Dataset rows about figures:
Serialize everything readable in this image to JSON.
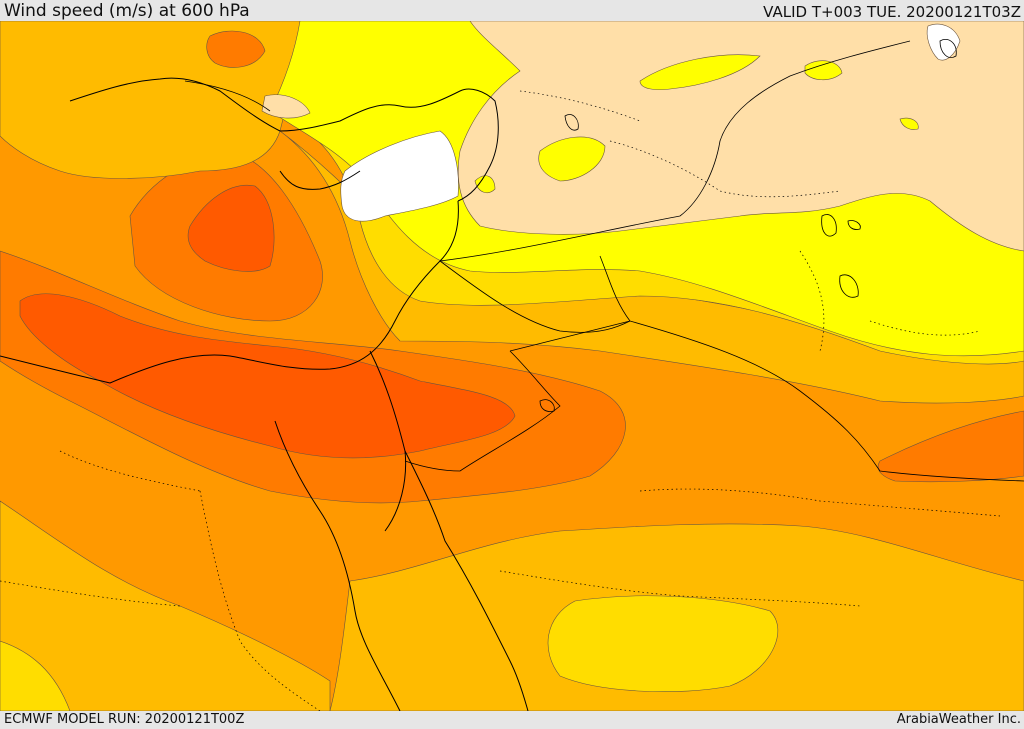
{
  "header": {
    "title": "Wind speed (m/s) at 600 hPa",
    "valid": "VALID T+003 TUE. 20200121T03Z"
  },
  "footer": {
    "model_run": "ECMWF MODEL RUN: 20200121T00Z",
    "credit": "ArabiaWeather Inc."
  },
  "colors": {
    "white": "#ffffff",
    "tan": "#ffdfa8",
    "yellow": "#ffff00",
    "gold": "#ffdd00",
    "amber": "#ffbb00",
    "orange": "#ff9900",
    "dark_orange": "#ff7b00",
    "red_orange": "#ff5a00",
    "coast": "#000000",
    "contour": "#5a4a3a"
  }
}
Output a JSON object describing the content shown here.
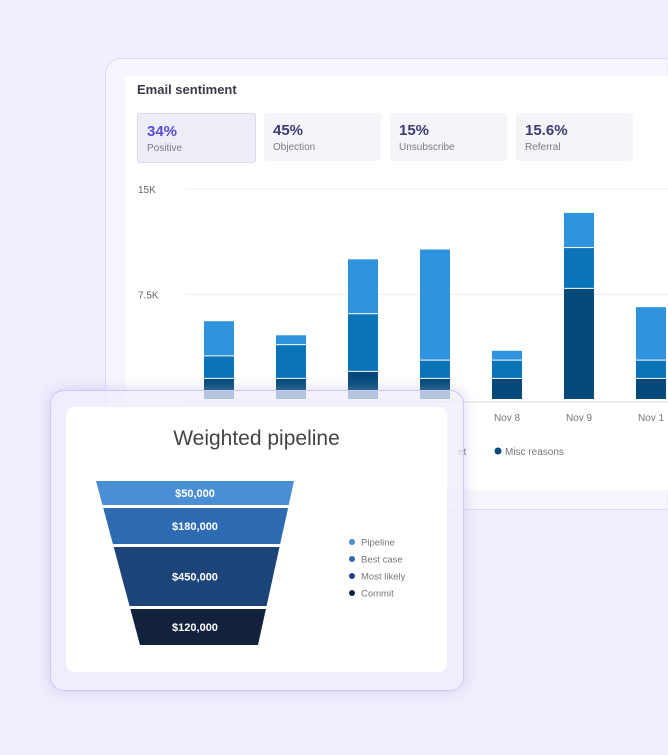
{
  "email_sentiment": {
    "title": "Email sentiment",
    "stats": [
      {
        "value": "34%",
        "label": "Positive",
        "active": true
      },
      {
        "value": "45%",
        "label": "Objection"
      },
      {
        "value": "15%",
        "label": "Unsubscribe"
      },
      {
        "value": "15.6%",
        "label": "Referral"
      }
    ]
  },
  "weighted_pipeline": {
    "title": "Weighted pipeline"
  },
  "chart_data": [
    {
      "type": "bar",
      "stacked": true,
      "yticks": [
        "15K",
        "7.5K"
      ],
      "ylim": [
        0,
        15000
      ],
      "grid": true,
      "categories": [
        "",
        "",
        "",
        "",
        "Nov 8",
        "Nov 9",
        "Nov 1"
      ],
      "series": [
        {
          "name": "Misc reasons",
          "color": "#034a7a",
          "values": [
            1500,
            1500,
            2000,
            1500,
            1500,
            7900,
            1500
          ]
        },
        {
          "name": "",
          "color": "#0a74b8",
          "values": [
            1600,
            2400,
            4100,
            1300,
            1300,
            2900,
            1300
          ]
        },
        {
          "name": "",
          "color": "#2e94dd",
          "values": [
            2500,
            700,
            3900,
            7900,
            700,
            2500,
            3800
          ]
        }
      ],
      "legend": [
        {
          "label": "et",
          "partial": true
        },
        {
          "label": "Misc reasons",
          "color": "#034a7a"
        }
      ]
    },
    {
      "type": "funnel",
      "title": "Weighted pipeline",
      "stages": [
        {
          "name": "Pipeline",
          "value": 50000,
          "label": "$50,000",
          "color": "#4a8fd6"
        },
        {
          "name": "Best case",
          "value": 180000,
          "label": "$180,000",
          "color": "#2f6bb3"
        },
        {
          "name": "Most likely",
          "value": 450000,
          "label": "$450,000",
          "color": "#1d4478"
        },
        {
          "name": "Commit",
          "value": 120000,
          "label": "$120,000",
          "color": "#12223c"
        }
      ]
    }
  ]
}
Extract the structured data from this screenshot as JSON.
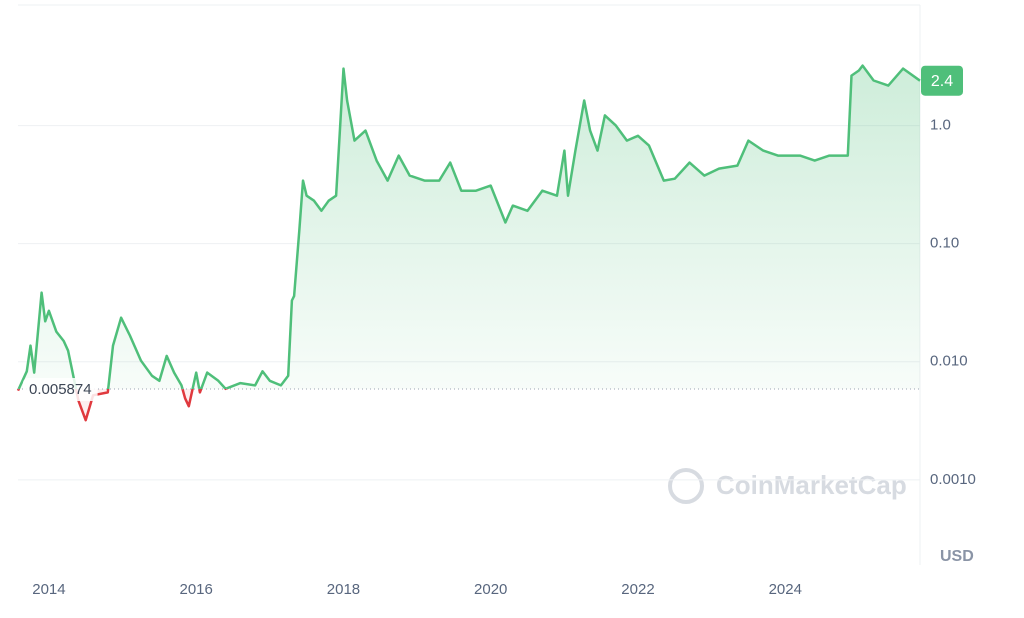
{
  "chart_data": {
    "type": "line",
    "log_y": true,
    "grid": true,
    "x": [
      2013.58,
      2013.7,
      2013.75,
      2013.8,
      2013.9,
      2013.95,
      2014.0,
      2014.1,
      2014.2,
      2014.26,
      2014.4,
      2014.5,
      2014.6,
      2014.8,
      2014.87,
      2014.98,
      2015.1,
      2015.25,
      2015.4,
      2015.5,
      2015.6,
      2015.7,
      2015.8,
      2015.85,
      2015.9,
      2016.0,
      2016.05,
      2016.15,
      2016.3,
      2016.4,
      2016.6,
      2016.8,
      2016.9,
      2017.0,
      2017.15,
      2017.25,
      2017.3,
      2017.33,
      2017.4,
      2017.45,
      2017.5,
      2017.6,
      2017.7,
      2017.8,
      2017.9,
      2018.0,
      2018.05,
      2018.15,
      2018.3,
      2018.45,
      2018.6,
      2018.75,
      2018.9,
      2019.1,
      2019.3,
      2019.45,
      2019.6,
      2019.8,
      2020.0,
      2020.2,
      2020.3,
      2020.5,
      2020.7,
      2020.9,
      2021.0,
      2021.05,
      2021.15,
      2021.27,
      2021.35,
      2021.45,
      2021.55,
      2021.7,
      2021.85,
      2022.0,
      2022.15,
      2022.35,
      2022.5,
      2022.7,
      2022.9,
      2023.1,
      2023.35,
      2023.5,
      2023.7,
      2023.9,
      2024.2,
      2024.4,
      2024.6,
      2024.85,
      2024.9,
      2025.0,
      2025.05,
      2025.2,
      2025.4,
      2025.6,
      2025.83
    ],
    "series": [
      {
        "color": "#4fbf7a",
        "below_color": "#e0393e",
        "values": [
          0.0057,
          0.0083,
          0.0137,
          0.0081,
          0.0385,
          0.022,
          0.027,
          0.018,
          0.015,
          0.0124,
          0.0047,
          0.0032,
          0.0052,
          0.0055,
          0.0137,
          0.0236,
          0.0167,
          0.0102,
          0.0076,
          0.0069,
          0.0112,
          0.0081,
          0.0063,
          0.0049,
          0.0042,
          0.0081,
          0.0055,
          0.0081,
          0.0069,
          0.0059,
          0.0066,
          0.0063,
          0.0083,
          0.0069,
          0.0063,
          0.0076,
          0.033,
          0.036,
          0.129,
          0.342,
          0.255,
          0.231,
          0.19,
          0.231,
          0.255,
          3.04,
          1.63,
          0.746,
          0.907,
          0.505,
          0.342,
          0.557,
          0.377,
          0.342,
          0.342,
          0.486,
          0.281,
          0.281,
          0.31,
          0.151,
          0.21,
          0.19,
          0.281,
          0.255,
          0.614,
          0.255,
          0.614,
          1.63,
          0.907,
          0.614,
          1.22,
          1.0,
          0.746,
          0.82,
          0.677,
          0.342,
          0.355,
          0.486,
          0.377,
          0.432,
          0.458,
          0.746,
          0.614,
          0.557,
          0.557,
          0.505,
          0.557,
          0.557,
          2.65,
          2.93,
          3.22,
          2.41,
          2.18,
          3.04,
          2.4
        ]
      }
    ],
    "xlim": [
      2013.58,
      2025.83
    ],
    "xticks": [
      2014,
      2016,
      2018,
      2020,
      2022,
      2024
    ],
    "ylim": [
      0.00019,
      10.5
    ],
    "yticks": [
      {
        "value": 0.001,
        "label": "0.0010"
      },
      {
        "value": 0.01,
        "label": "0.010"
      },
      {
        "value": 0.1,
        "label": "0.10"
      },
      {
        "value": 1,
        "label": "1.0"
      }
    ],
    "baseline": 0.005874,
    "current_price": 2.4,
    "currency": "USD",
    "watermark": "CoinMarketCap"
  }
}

• [Task requirements]: Your answer should be only the number of lines that hold the word "title".

• [Response]: 4